§ RECORDS TO USE:
::::::::

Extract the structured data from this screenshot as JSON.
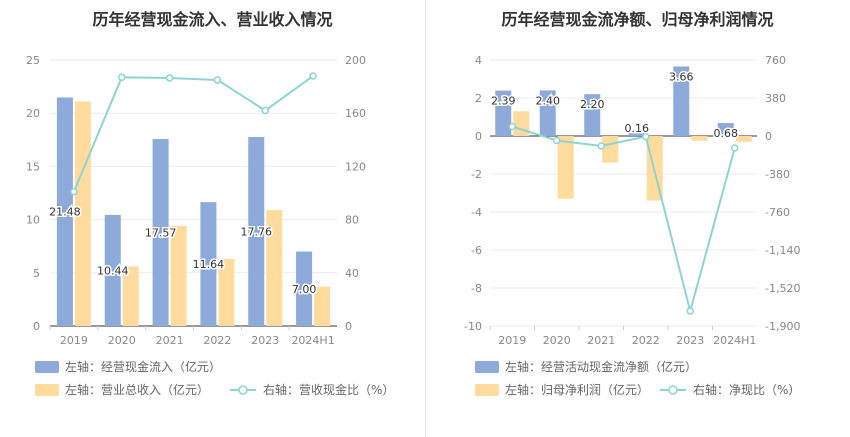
{
  "chart_data": [
    {
      "type": "bar",
      "title": "历年经营现金流入、营业收入情况",
      "categories": [
        "2019",
        "2020",
        "2021",
        "2022",
        "2023",
        "2024H1"
      ],
      "left_axis": {
        "ylim": [
          0,
          25
        ],
        "ticks": [
          "0",
          "5",
          "10",
          "15",
          "20",
          "25"
        ]
      },
      "right_axis": {
        "ylim": [
          0,
          200
        ],
        "ticks": [
          "0",
          "40",
          "80",
          "120",
          "160",
          "200"
        ]
      },
      "series": [
        {
          "name": "左轴：经营现金流入（亿元）",
          "axis": "left",
          "kind": "bar",
          "color": "#8eaadb",
          "values": [
            21.48,
            10.44,
            17.57,
            11.64,
            17.76,
            7.0
          ],
          "labels": [
            "21.48",
            "10.44",
            "17.57",
            "11.64",
            "17.76",
            "7.00"
          ]
        },
        {
          "name": "左轴：营业总收入（亿元）",
          "axis": "left",
          "kind": "bar",
          "color": "#ffdb9e",
          "values": [
            21.1,
            5.6,
            9.4,
            6.3,
            10.9,
            3.7
          ]
        },
        {
          "name": "右轴：营收现金比（%）",
          "axis": "right",
          "kind": "line",
          "color": "#8fd3d3",
          "values": [
            101,
            187,
            186.5,
            185,
            162,
            188
          ]
        }
      ]
    },
    {
      "type": "bar",
      "title": "历年经营现金流净额、归母净利润情况",
      "categories": [
        "2019",
        "2020",
        "2021",
        "2022",
        "2023",
        "2024H1"
      ],
      "left_axis": {
        "ylim": [
          -10,
          4
        ],
        "ticks": [
          "-10",
          "-8",
          "-6",
          "-4",
          "-2",
          "0",
          "2",
          "4"
        ]
      },
      "right_axis": {
        "ylim": [
          -1900,
          760
        ],
        "ticks": [
          "-1,900",
          "-1,520",
          "-1,140",
          "-760",
          "-380",
          "0",
          "380",
          "760"
        ]
      },
      "series": [
        {
          "name": "左轴：经营活动现金流净额（亿元）",
          "axis": "left",
          "kind": "bar",
          "color": "#8eaadb",
          "values": [
            2.39,
            2.4,
            2.2,
            0.16,
            3.66,
            0.68
          ],
          "labels": [
            "2.39",
            "2.40",
            "2.20",
            "0.16",
            "3.66",
            "0.68"
          ]
        },
        {
          "name": "左轴：归母净利润（亿元）",
          "axis": "left",
          "kind": "bar",
          "color": "#ffdb9e",
          "values": [
            1.3,
            -3.3,
            -1.4,
            -3.4,
            -0.25,
            -0.3
          ]
        },
        {
          "name": "右轴：净现比（%）",
          "axis": "right",
          "kind": "line",
          "color": "#8fd3d3",
          "values": [
            95,
            -45,
            -100,
            -5,
            -1750,
            -120
          ]
        }
      ]
    }
  ]
}
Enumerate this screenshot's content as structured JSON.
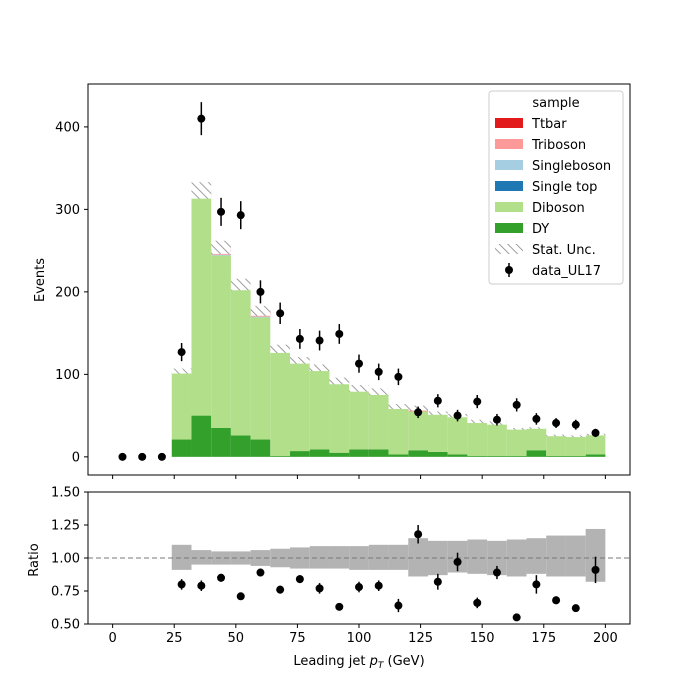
{
  "chart_data": [
    {
      "type": "bar",
      "stacked": true,
      "ylabel": "Events",
      "ylim": [
        -22,
        452
      ],
      "yticks": [
        0,
        100,
        200,
        300,
        400
      ],
      "xlim": [
        -10,
        210
      ],
      "bin_edges": [
        24,
        32,
        40,
        48,
        56,
        64,
        72,
        80,
        88,
        96,
        104,
        112,
        120,
        128,
        136,
        144,
        152,
        160,
        168,
        176,
        184,
        192,
        200
      ],
      "series": [
        {
          "name": "DY",
          "color": "#33a02c",
          "values": [
            21,
            50,
            35,
            26,
            21,
            1,
            7,
            9,
            5,
            9,
            9,
            3,
            8,
            6,
            3,
            1,
            1,
            1,
            8,
            1,
            1,
            3
          ]
        },
        {
          "name": "Diboson",
          "color": "#b2df8a",
          "values": [
            81,
            270,
            209,
            180,
            148,
            127,
            109,
            98,
            85,
            73,
            68,
            57,
            47,
            47,
            47,
            42,
            40,
            33,
            27,
            25,
            24,
            24
          ]
        },
        {
          "name": "Single top",
          "color": "#1f78b4",
          "values": [
            0,
            0,
            0,
            0,
            0,
            0,
            0,
            0,
            0,
            0,
            0,
            0,
            0,
            0,
            0,
            0,
            0,
            0,
            0,
            0,
            0,
            0
          ]
        },
        {
          "name": "Singleboson",
          "color": "#a6cee3",
          "values": [
            0,
            0,
            1,
            1,
            1,
            0,
            0,
            0,
            0,
            0,
            0,
            0,
            0,
            0,
            0,
            0,
            0,
            0,
            0,
            0,
            0,
            0
          ]
        },
        {
          "name": "Triboson",
          "color": "#fb9a99",
          "values": [
            2,
            3,
            3,
            2,
            2,
            2,
            1,
            1,
            1,
            1,
            1,
            1,
            1,
            0,
            0,
            0,
            0,
            0,
            0,
            0,
            0,
            0
          ]
        },
        {
          "name": "Ttbar",
          "color": "#e31a1c",
          "values": [
            0,
            0,
            6,
            0,
            5,
            1,
            0,
            0,
            1,
            0,
            1,
            0,
            3,
            0,
            0,
            0,
            0,
            0,
            0,
            0,
            0,
            0
          ]
        }
      ],
      "stat_unc_halfwidth": [
        3,
        10,
        8,
        7,
        6,
        5,
        4,
        4,
        4,
        4,
        4,
        3,
        3,
        2,
        2,
        2,
        2,
        1,
        1,
        1,
        1,
        1
      ],
      "data": {
        "name": "data_UL17",
        "x": [
          4,
          12,
          20,
          28,
          36,
          44,
          52,
          60,
          68,
          76,
          84,
          92,
          100,
          108,
          116,
          124,
          132,
          140,
          148,
          156,
          164,
          172,
          180,
          188,
          196
        ],
        "y": [
          0,
          0,
          0,
          127,
          410,
          297,
          293,
          200,
          174,
          143,
          141,
          149,
          113,
          103,
          97,
          54,
          68,
          50,
          67,
          45,
          63,
          46,
          41,
          39,
          29
        ],
        "yerr": [
          0,
          0,
          0,
          11,
          20,
          17,
          17,
          14,
          13,
          12,
          12,
          12,
          11,
          10,
          10,
          7,
          8,
          7,
          8,
          7,
          8,
          7,
          6,
          6,
          5
        ]
      },
      "legend": {
        "title": "sample",
        "placement": "top-right",
        "entries": [
          "Ttbar",
          "Triboson",
          "Singleboson",
          "Single top",
          "Diboson",
          "DY",
          "Stat. Unc.",
          "data_UL17"
        ]
      }
    },
    {
      "type": "scatter",
      "ylabel": "Ratio",
      "xlabel": "Leading jet  pT (GeV)",
      "ylim": [
        0.5,
        1.5
      ],
      "yticks": [
        "0.50",
        "0.75",
        "1.00",
        "1.25",
        "1.50"
      ],
      "xticks": [
        0,
        25,
        50,
        75,
        100,
        125,
        150,
        175,
        200
      ],
      "reference_line": 1.0,
      "unc_band": {
        "lo": [
          0.91,
          0.95,
          0.95,
          0.95,
          0.94,
          0.93,
          0.92,
          0.92,
          0.92,
          0.91,
          0.91,
          0.91,
          0.86,
          0.87,
          0.89,
          0.88,
          0.87,
          0.86,
          0.88,
          0.86,
          0.86,
          0.82
        ],
        "hi": [
          1.1,
          1.06,
          1.05,
          1.05,
          1.06,
          1.07,
          1.08,
          1.09,
          1.09,
          1.09,
          1.1,
          1.1,
          1.15,
          1.13,
          1.13,
          1.14,
          1.13,
          1.14,
          1.15,
          1.17,
          1.17,
          1.22
        ]
      },
      "points": {
        "x": [
          28,
          36,
          44,
          52,
          60,
          68,
          76,
          84,
          92,
          100,
          108,
          116,
          124,
          132,
          140,
          148,
          156,
          164,
          172,
          180,
          188,
          196
        ],
        "y": [
          0.8,
          0.79,
          0.85,
          0.71,
          0.89,
          0.76,
          0.84,
          0.77,
          0.63,
          0.78,
          0.79,
          0.64,
          1.18,
          0.82,
          0.97,
          0.66,
          0.89,
          0.55,
          0.8,
          0.68,
          0.62,
          0.91
        ],
        "err": [
          0.04,
          0.04,
          0.03,
          0.02,
          0.03,
          0.03,
          0.03,
          0.04,
          0.02,
          0.04,
          0.04,
          0.05,
          0.07,
          0.06,
          0.07,
          0.04,
          0.05,
          0.0,
          0.07,
          0.03,
          0.02,
          0.1
        ]
      }
    }
  ],
  "axis_labels": {
    "top_y": "Events",
    "bottom_y": "Ratio",
    "bottom_x_prefix": "Leading jet  ",
    "bottom_x_var": "p",
    "bottom_x_sub": "T",
    "bottom_x_suffix": " (GeV)"
  },
  "legend_labels": {
    "title": "sample",
    "ttbar": "Ttbar",
    "triboson": "Triboson",
    "singleboson": "Singleboson",
    "singletop": "Single top",
    "diboson": "Diboson",
    "dy": "DY",
    "statunc": "Stat. Unc.",
    "data": "data_UL17"
  },
  "colors": {
    "ttbar": "#e31a1c",
    "triboson": "#fb9a99",
    "singleboson": "#a6cee3",
    "singletop": "#1f78b4",
    "diboson": "#b2df8a",
    "dy": "#33a02c",
    "band": "#b3b3b3",
    "hatch": "#888888"
  }
}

::::::::

§ AIM:
Gather from the data above every line with the string "screenshot".

§ ANSWER IN FULL:
Extract the structured data from this screenshot as JSON.
Enumerate this screenshot's content as structured JSON.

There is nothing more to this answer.